* Problem statement *
Output each entry exactly; skip nothing.

[Entries from a dataset]
==========

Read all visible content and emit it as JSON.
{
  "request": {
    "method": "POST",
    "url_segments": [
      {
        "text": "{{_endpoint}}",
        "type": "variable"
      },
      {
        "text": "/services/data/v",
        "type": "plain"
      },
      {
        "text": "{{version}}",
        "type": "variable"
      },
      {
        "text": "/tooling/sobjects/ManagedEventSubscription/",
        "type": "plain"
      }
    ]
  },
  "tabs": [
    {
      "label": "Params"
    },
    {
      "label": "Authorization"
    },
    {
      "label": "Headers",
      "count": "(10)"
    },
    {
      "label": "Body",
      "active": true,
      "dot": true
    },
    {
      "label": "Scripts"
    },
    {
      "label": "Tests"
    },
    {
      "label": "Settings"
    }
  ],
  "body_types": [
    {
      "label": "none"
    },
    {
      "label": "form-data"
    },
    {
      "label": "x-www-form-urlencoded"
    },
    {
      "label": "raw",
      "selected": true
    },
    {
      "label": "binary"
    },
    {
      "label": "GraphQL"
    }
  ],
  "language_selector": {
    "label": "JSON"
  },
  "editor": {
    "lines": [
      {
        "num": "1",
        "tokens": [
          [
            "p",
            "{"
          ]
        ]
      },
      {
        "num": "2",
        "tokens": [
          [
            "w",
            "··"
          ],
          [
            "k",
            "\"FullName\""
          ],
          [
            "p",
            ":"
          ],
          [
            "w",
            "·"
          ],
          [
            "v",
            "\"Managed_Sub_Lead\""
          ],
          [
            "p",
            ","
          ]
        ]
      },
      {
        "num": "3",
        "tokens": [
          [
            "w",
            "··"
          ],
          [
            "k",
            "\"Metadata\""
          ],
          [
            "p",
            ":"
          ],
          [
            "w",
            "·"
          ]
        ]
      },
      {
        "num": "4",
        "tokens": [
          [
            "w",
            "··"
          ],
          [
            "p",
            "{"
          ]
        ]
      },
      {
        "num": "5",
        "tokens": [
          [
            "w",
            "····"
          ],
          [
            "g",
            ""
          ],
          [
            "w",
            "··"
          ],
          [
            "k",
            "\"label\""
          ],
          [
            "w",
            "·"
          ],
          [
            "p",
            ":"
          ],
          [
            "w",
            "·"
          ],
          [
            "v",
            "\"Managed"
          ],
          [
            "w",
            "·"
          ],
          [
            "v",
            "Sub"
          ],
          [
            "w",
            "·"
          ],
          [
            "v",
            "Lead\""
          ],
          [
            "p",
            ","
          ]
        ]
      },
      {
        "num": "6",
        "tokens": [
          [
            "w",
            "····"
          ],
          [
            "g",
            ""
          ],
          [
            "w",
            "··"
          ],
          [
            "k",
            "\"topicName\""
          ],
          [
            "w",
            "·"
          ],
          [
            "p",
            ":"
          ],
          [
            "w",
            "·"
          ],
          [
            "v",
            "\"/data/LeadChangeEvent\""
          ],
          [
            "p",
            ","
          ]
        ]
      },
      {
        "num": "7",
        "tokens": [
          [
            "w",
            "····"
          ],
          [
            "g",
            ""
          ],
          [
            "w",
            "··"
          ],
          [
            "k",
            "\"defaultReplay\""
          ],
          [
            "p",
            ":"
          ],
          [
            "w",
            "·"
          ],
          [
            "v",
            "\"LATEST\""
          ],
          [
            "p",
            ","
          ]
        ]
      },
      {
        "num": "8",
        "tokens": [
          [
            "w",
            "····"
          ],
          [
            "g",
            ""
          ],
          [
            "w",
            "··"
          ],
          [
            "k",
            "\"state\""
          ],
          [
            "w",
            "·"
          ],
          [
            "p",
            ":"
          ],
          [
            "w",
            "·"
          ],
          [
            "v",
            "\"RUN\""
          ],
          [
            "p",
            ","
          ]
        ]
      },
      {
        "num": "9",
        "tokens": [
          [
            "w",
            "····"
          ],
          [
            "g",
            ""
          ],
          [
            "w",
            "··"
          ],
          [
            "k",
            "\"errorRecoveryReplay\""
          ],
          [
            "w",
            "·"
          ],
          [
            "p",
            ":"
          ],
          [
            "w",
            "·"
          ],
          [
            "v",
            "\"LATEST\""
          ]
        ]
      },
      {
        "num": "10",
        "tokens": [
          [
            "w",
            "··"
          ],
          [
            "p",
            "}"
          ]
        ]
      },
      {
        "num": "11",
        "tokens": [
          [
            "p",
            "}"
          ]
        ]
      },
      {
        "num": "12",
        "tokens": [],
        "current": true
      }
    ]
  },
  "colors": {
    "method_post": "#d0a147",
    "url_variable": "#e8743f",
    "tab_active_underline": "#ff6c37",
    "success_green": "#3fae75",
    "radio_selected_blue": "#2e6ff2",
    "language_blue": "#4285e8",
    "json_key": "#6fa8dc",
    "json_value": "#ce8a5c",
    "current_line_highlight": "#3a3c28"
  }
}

==========

* Full answer *
Read all visible content and emit it as JSON.
{
  "request": {
    "method": "POST",
    "url_segments": [
      {
        "text": "{{_endpoint}}",
        "type": "variable"
      },
      {
        "text": "/services/data/v",
        "type": "plain"
      },
      {
        "text": "{{version}}",
        "type": "variable"
      },
      {
        "text": "/tooling/sobjects/ManagedEventSubscription/",
        "type": "plain"
      }
    ]
  },
  "tabs": [
    {
      "label": "Params"
    },
    {
      "label": "Authorization"
    },
    {
      "label": "Headers",
      "count": "(10)"
    },
    {
      "label": "Body",
      "active": true,
      "dot": true
    },
    {
      "label": "Scripts"
    },
    {
      "label": "Tests"
    },
    {
      "label": "Settings"
    }
  ],
  "body_types": [
    {
      "label": "none"
    },
    {
      "label": "form-data"
    },
    {
      "label": "x-www-form-urlencoded"
    },
    {
      "label": "raw",
      "selected": true
    },
    {
      "label": "binary"
    },
    {
      "label": "GraphQL"
    }
  ],
  "language_selector": {
    "label": "JSON"
  },
  "editor": {
    "lines": [
      {
        "num": "1",
        "tokens": [
          [
            "p",
            "{"
          ]
        ]
      },
      {
        "num": "2",
        "tokens": [
          [
            "w",
            "··"
          ],
          [
            "k",
            "\"FullName\""
          ],
          [
            "p",
            ":"
          ],
          [
            "w",
            "·"
          ],
          [
            "v",
            "\"Managed_Sub_Lead\""
          ],
          [
            "p",
            ","
          ]
        ]
      },
      {
        "num": "3",
        "tokens": [
          [
            "w",
            "··"
          ],
          [
            "k",
            "\"Metadata\""
          ],
          [
            "p",
            ":"
          ],
          [
            "w",
            "·"
          ]
        ]
      },
      {
        "num": "4",
        "tokens": [
          [
            "w",
            "··"
          ],
          [
            "p",
            "{"
          ]
        ]
      },
      {
        "num": "5",
        "tokens": [
          [
            "w",
            "····"
          ],
          [
            "g",
            ""
          ],
          [
            "w",
            "··"
          ],
          [
            "k",
            "\"label\""
          ],
          [
            "w",
            "·"
          ],
          [
            "p",
            ":"
          ],
          [
            "w",
            "·"
          ],
          [
            "v",
            "\"Managed"
          ],
          [
            "w",
            "·"
          ],
          [
            "v",
            "Sub"
          ],
          [
            "w",
            "·"
          ],
          [
            "v",
            "Lead\""
          ],
          [
            "p",
            ","
          ]
        ]
      },
      {
        "num": "6",
        "tokens": [
          [
            "w",
            "····"
          ],
          [
            "g",
            ""
          ],
          [
            "w",
            "··"
          ],
          [
            "k",
            "\"topicName\""
          ],
          [
            "w",
            "·"
          ],
          [
            "p",
            ":"
          ],
          [
            "w",
            "·"
          ],
          [
            "v",
            "\"/data/LeadChangeEvent\""
          ],
          [
            "p",
            ","
          ]
        ]
      },
      {
        "num": "7",
        "tokens": [
          [
            "w",
            "····"
          ],
          [
            "g",
            ""
          ],
          [
            "w",
            "··"
          ],
          [
            "k",
            "\"defaultReplay\""
          ],
          [
            "p",
            ":"
          ],
          [
            "w",
            "·"
          ],
          [
            "v",
            "\"LATEST\""
          ],
          [
            "p",
            ","
          ]
        ]
      },
      {
        "num": "8",
        "tokens": [
          [
            "w",
            "····"
          ],
          [
            "g",
            ""
          ],
          [
            "w",
            "··"
          ],
          [
            "k",
            "\"state\""
          ],
          [
            "w",
            "·"
          ],
          [
            "p",
            ":"
          ],
          [
            "w",
            "·"
          ],
          [
            "v",
            "\"RUN\""
          ],
          [
            "p",
            ","
          ]
        ]
      },
      {
        "num": "9",
        "tokens": [
          [
            "w",
            "····"
          ],
          [
            "g",
            ""
          ],
          [
            "w",
            "··"
          ],
          [
            "k",
            "\"errorRecoveryReplay\""
          ],
          [
            "w",
            "·"
          ],
          [
            "p",
            ":"
          ],
          [
            "w",
            "·"
          ],
          [
            "v",
            "\"LATEST\""
          ]
        ]
      },
      {
        "num": "10",
        "tokens": [
          [
            "w",
            "··"
          ],
          [
            "p",
            "}"
          ]
        ]
      },
      {
        "num": "11",
        "tokens": [
          [
            "p",
            "}"
          ]
        ]
      },
      {
        "num": "12",
        "tokens": [],
        "current": true
      }
    ]
  },
  "colors": {
    "method_post": "#d0a147",
    "url_variable": "#e8743f",
    "tab_active_underline": "#ff6c37",
    "success_green": "#3fae75",
    "radio_selected_blue": "#2e6ff2",
    "language_blue": "#4285e8",
    "json_key": "#6fa8dc",
    "json_value": "#ce8a5c",
    "current_line_highlight": "#3a3c28"
  }
}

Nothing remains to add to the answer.